**WORK TO COMPLETE**
Make a verbatim copy of the entries below; pictures stay out.

━━ SUPPLIED ENTRIES ━━

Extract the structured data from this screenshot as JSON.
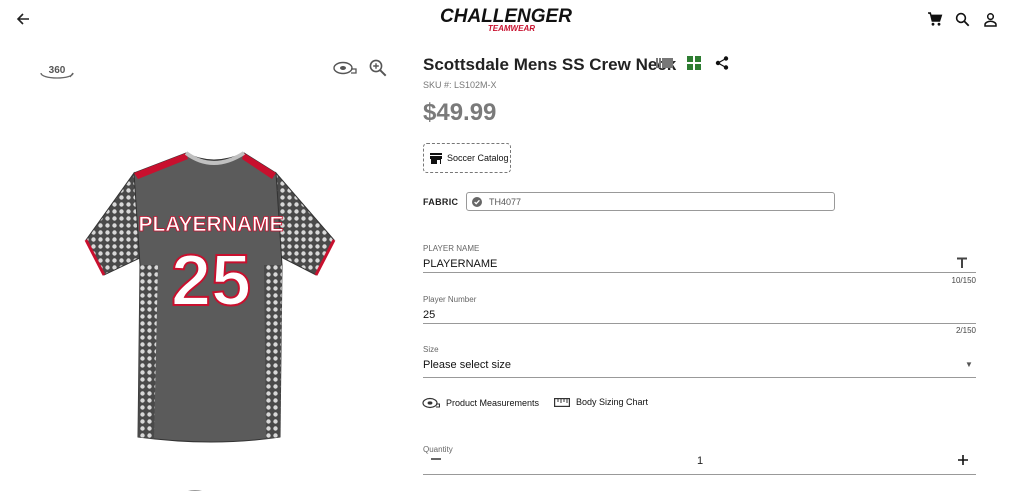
{
  "header": {
    "logo_main": "CHALLENGER",
    "logo_sub": "TEAMWEAR",
    "icons": [
      "back-arrow-icon",
      "cart-icon",
      "search-icon",
      "account-icon"
    ]
  },
  "viewer": {
    "view_360_label": "360",
    "jersey": {
      "player_name": "PLAYERNAME",
      "number": "25"
    }
  },
  "product": {
    "title": "Scottsdale Mens SS Crew Neck",
    "sku": "SKU #: LS102M-X",
    "price": "$49.99",
    "catalog_button": "Soccer Catalog",
    "fabric_label": "FABRIC",
    "fabric_value": "TH4077"
  },
  "form": {
    "player_name": {
      "label": "PLAYER NAME",
      "value": "PLAYERNAME",
      "counter": "10/150"
    },
    "player_number": {
      "label": "Player Number",
      "value": "25",
      "counter": "2/150"
    },
    "size": {
      "label": "Size",
      "value": "Please select size"
    },
    "product_measurements": "Product Measurements",
    "body_sizing_chart": "Body Sizing Chart",
    "quantity": {
      "label": "Quantity",
      "value": "1"
    }
  },
  "colors": {
    "brand_red": "#c8102e",
    "grid_green": "#2e7d32",
    "jersey_gray": "#5a5a5a"
  }
}
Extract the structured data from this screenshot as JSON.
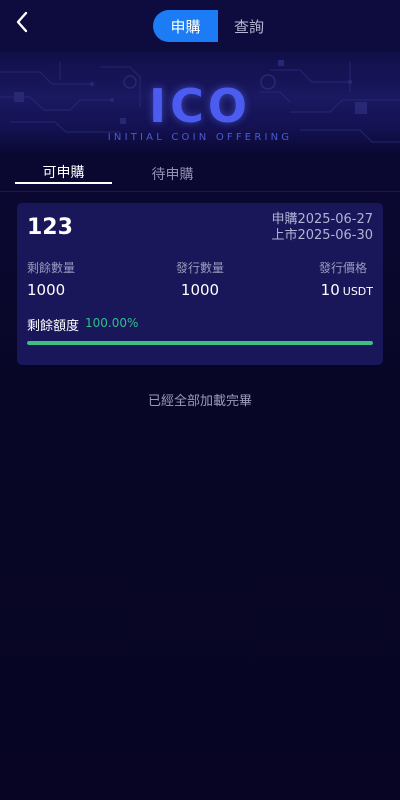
{
  "header": {
    "segments": [
      {
        "label": "申購",
        "active": true
      },
      {
        "label": "查詢",
        "active": false
      }
    ]
  },
  "banner": {
    "title": "ICO",
    "subtitle": "INITIAL COIN OFFERING"
  },
  "tabs": [
    {
      "label": "可申購",
      "active": true
    },
    {
      "label": "待申購",
      "active": false
    }
  ],
  "card": {
    "name": "123",
    "subscribe_date": "申購2025-06-27",
    "listing_date": "上市2025-06-30",
    "stats": {
      "remaining_label": "剩餘數量",
      "remaining_value": "1000",
      "issued_label": "發行數量",
      "issued_value": "1000",
      "price_label": "發行價格",
      "price_value": "10",
      "price_unit": "USDT"
    },
    "remaining_quota_label": "剩餘額度",
    "remaining_quota_percent": "100.00%",
    "progress": 1.0
  },
  "list_end_text": "已經全部加載完畢",
  "colors": {
    "accent": "#1b7cf5",
    "progress": "#3dbf86",
    "percent_text": "#2fbf8a",
    "card_bg": "#19165a",
    "page_bg": "#080626"
  },
  "icons": {
    "back": "chevron-left-icon"
  }
}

━━━

**ANSWER FOR THIS EXERCISE**
Extract the structured data from this screenshot as JSON.
{
  "header": {
    "logo_main": "CHALLENGER",
    "logo_sub": "TEAMWEAR",
    "icons": [
      "back-arrow-icon",
      "cart-icon",
      "search-icon",
      "account-icon"
    ]
  },
  "viewer": {
    "view_360_label": "360",
    "jersey": {
      "player_name": "PLAYERNAME",
      "number": "25"
    }
  },
  "product": {
    "title": "Scottsdale Mens SS Crew Neck",
    "sku": "SKU #: LS102M-X",
    "price": "$49.99",
    "catalog_button": "Soccer Catalog",
    "fabric_label": "FABRIC",
    "fabric_value": "TH4077"
  },
  "form": {
    "player_name": {
      "label": "PLAYER NAME",
      "value": "PLAYERNAME",
      "counter": "10/150"
    },
    "player_number": {
      "label": "Player Number",
      "value": "25",
      "counter": "2/150"
    },
    "size": {
      "label": "Size",
      "value": "Please select size"
    },
    "product_measurements": "Product Measurements",
    "body_sizing_chart": "Body Sizing Chart",
    "quantity": {
      "label": "Quantity",
      "value": "1"
    }
  },
  "colors": {
    "brand_red": "#c8102e",
    "grid_green": "#2e7d32",
    "jersey_gray": "#5a5a5a"
  }
}
Extract the structured data from this screenshot as JSON.
{
  "header": {
    "segments": [
      {
        "label": "申購",
        "active": true
      },
      {
        "label": "查詢",
        "active": false
      }
    ]
  },
  "banner": {
    "title": "ICO",
    "subtitle": "INITIAL COIN OFFERING"
  },
  "tabs": [
    {
      "label": "可申購",
      "active": true
    },
    {
      "label": "待申購",
      "active": false
    }
  ],
  "card": {
    "name": "123",
    "subscribe_date": "申購2025-06-27",
    "listing_date": "上市2025-06-30",
    "stats": {
      "remaining_label": "剩餘數量",
      "remaining_value": "1000",
      "issued_label": "發行數量",
      "issued_value": "1000",
      "price_label": "發行價格",
      "price_value": "10",
      "price_unit": "USDT"
    },
    "remaining_quota_label": "剩餘額度",
    "remaining_quota_percent": "100.00%",
    "progress": 1.0
  },
  "list_end_text": "已經全部加載完畢",
  "colors": {
    "accent": "#1b7cf5",
    "progress": "#3dbf86",
    "percent_text": "#2fbf8a",
    "card_bg": "#19165a",
    "page_bg": "#080626"
  },
  "icons": {
    "back": "chevron-left-icon"
  }
}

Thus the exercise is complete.